DATA ENTRIES:
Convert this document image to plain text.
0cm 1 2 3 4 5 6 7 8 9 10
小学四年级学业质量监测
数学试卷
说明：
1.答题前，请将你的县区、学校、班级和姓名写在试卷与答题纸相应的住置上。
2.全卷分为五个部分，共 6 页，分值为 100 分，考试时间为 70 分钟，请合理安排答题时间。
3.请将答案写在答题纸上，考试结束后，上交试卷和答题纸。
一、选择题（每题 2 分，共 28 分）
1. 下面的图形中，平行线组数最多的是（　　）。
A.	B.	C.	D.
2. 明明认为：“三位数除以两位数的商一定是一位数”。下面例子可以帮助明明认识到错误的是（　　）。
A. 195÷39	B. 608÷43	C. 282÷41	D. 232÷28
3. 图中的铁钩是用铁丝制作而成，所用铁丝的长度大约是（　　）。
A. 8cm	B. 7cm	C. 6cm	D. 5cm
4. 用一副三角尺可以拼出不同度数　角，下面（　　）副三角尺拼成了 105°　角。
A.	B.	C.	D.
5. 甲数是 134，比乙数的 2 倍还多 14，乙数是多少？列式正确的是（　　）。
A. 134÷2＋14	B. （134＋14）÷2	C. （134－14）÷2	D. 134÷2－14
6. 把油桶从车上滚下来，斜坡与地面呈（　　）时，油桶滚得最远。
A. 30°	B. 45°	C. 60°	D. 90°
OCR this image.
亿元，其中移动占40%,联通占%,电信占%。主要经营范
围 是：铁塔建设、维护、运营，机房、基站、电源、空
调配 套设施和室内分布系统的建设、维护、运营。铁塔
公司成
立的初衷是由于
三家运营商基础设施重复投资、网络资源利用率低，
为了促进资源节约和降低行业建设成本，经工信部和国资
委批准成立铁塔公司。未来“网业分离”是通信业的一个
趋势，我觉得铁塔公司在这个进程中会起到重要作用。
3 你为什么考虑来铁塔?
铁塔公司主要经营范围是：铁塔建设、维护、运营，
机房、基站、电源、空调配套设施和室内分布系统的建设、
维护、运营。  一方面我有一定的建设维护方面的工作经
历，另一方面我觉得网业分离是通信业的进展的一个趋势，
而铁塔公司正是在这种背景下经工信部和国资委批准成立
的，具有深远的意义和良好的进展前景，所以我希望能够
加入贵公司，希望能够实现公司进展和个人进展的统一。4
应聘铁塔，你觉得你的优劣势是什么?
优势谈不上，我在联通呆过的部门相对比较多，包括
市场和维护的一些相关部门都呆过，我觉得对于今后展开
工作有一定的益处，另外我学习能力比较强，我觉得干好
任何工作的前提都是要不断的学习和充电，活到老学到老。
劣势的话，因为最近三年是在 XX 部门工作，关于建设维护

WHAT TO PRODUCE:
Reproduce the records above exactly.

IN RESPONSE:
Convert this document image to plain text.
0cm 1 2 3 4 5 6 7 8 9 10
小学四年级学业质量监测
数学试卷
说明：
1.答题前，请将你的县区、学校、班级和姓名写在试卷与答题纸相应的住置上。
2.全卷分为五个部分，共 6 页，分值为 100 分，考试时间为 70 分钟，请合理安排答题时间。
3.请将答案写在答题纸上，考试结束后，上交试卷和答题纸。
一、选择题（每题 2 分，共 28 分）
1. 下面的图形中，平行线组数最多的是（　　）。
A.	B.	C.	D.
2. 明明认为：“三位数除以两位数的商一定是一位数”。下面例子可以帮助明明认识到错误的是（　　）。
A. 195÷39	B. 608÷43	C. 282÷41	D. 232÷28
3. 图中的铁钩是用铁丝制作而成，所用铁丝的长度大约是（　　）。
A. 8cm	B. 7cm	C. 6cm	D. 5cm
4. 用一副三角尺可以拼出不同度数　角，下面（　　）副三角尺拼成了 105°　角。
A.	B.	C.	D.
5. 甲数是 134，比乙数的 2 倍还多 14，乙数是多少？列式正确的是（　　）。
A. 134÷2＋14	B. （134＋14）÷2	C. （134－14）÷2	D. 134÷2－14
6. 把油桶从车上滚下来，斜坡与地面呈（　　）时，油桶滚得最远。
A. 30°	B. 45°	C. 60°	D. 90°
OCR this image.
亿元，其中移动占40%,联通占%,电信占%。主要经营范
围 是：铁塔建设、维护、运营，机房、基站、电源、空
调配 套设施和室内分布系统的建设、维护、运营。铁塔
公司成
立的初衷是由于
三家运营商基础设施重复投资、网络资源利用率低，
为了促进资源节约和降低行业建设成本，经工信部和国资
委批准成立铁塔公司。未来“网业分离”是通信业的一个
趋势，我觉得铁塔公司在这个进程中会起到重要作用。
3 你为什么考虑来铁塔?
铁塔公司主要经营范围是：铁塔建设、维护、运营，
机房、基站、电源、空调配套设施和室内分布系统的建设、
维护、运营。  一方面我有一定的建设维护方面的工作经
历，另一方面我觉得网业分离是通信业的进展的一个趋势，
而铁塔公司正是在这种背景下经工信部和国资委批准成立
的，具有深远的意义和良好的进展前景，所以我希望能够
加入贵公司，希望能够实现公司进展和个人进展的统一。4
应聘铁塔，你觉得你的优劣势是什么?
优势谈不上，我在联通呆过的部门相对比较多，包括
市场和维护的一些相关部门都呆过，我觉得对于今后展开
工作有一定的益处，另外我学习能力比较强，我觉得干好
任何工作的前提都是要不断的学习和充电，活到老学到老。
劣势的话，因为最近三年是在 XX 部门工作，关于建设维护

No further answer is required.